◆ Task description
Tally up the lines that include "необходимые" and state that number by itself.

◆ Supplied data
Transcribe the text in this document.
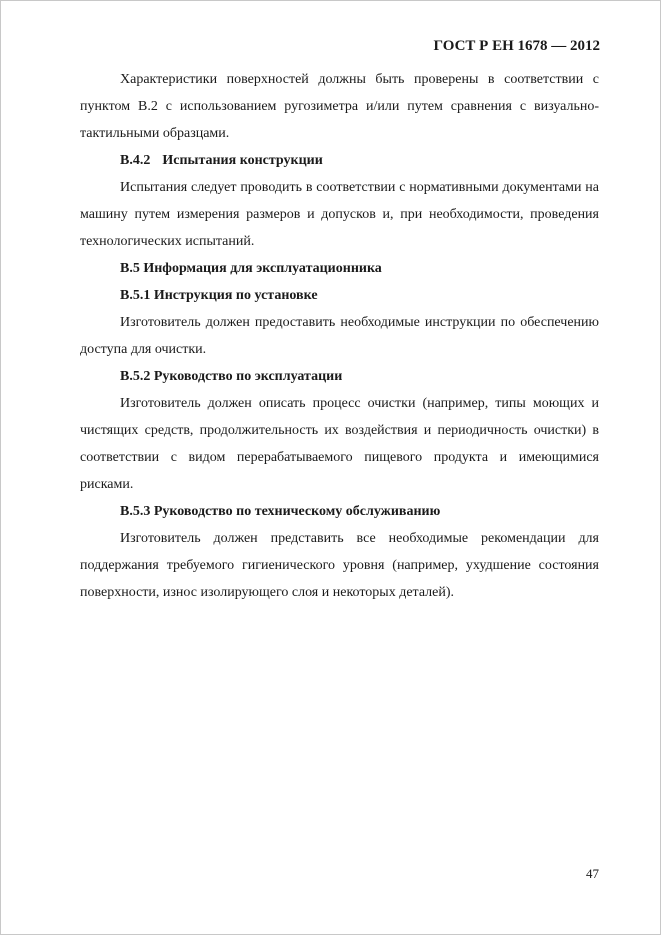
ГОСТ Р ЕН 1678 — 2012

Характеристики поверхностей должны быть проверены в соответствии с пунктом В.2 с использованием ругозиметра и/или путем сравнения с визуально-тактильными образцами.

В.4.2 Испытания конструкции

Испытания следует проводить в соответствии с нормативными документами на машину путем измерения размеров и допусков и, при необходимости, проведения технологических испытаний.

В.5 Информация для эксплуатационника

В.5.1 Инструкция по установке

Изготовитель должен предоставить необходимые инструкции по обеспечению доступа для очистки.

В.5.2 Руководство по эксплуатации

Изготовитель должен описать процесс очистки (например, типы моющих и чистящих средств, продолжительность их воздействия и периодичность очистки) в соответствии с видом перерабатываемого пищевого продукта и имеющимися рисками.

В.5.3 Руководство по техническому обслуживанию

Изготовитель должен представить все необходимые рекомендации для поддержания требуемого гигиенического уровня (например, ухудшение состояния поверхности, износ изолирующего слоя и некоторых деталей).

47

◆ The reply
2